Source records:
━━━━━━━━━━━━━━━━

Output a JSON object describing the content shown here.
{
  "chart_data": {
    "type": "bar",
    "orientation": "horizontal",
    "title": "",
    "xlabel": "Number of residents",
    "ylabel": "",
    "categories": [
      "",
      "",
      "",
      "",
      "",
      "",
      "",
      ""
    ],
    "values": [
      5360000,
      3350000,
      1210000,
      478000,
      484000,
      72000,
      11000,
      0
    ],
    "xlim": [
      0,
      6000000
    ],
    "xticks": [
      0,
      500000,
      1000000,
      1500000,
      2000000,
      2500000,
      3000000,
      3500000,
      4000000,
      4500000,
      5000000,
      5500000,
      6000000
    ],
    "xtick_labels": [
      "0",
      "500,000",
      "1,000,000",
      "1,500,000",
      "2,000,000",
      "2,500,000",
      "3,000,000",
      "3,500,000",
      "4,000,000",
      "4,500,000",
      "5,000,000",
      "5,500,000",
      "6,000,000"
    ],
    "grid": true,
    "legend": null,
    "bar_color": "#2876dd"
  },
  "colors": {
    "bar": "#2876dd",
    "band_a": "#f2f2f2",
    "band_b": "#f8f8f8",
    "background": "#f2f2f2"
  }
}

━━━━━━━━━━━━━━━━

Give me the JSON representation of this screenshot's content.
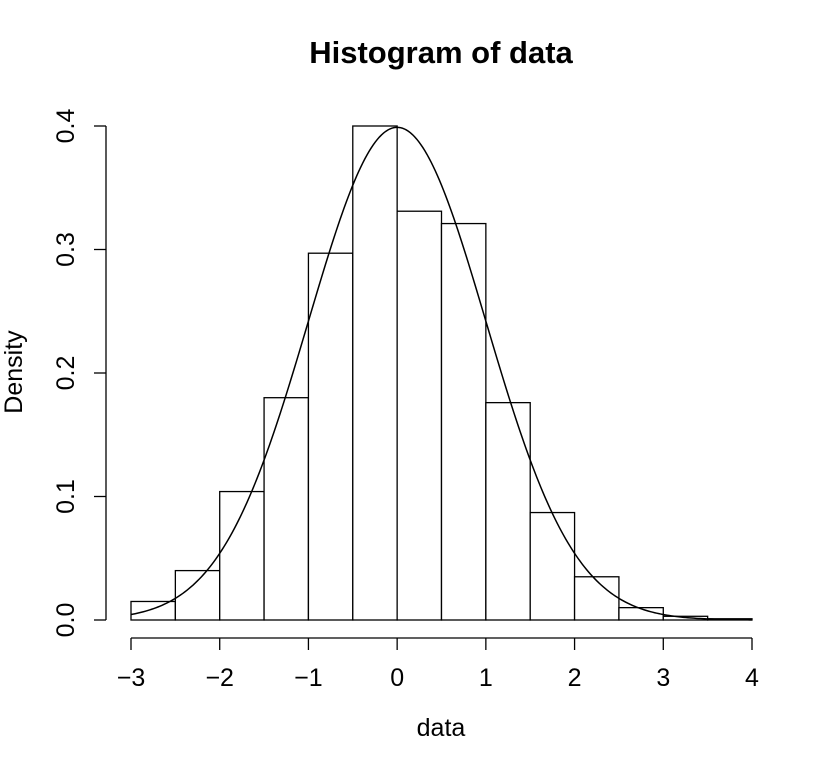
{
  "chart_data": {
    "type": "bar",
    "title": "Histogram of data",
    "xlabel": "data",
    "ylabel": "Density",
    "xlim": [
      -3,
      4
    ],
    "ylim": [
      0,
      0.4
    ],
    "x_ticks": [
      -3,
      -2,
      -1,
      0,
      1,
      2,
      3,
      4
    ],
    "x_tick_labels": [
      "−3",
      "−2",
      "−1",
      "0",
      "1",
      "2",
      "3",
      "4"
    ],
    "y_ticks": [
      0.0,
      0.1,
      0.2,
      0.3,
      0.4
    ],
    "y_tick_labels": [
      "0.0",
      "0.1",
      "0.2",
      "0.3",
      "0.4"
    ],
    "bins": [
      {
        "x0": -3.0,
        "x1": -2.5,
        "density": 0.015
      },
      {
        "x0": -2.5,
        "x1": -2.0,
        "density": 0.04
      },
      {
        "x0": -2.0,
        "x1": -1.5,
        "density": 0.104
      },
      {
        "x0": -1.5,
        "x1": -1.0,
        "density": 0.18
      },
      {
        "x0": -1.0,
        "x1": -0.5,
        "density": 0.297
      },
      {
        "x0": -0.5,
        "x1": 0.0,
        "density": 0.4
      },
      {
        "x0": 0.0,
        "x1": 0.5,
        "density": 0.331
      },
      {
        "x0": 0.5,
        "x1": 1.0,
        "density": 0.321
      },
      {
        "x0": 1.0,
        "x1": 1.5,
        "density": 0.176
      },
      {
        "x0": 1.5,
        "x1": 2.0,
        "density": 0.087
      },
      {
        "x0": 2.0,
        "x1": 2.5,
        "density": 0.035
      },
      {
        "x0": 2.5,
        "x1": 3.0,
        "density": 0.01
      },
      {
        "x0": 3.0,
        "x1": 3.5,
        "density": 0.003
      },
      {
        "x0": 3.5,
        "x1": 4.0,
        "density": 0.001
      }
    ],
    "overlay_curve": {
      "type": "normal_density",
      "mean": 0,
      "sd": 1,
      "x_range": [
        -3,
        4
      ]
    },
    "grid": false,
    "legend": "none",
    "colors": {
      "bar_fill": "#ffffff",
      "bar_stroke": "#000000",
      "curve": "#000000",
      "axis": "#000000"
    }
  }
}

━━━━━━━━━━━━━━━━

WHAT THE TASK REQUIRES
Check the data for the word "JSON" and pull out the lines that have it.

TASK RESPONSE
Output a JSON object describing the content shown here.
Give me the JSON representation of this screenshot's content.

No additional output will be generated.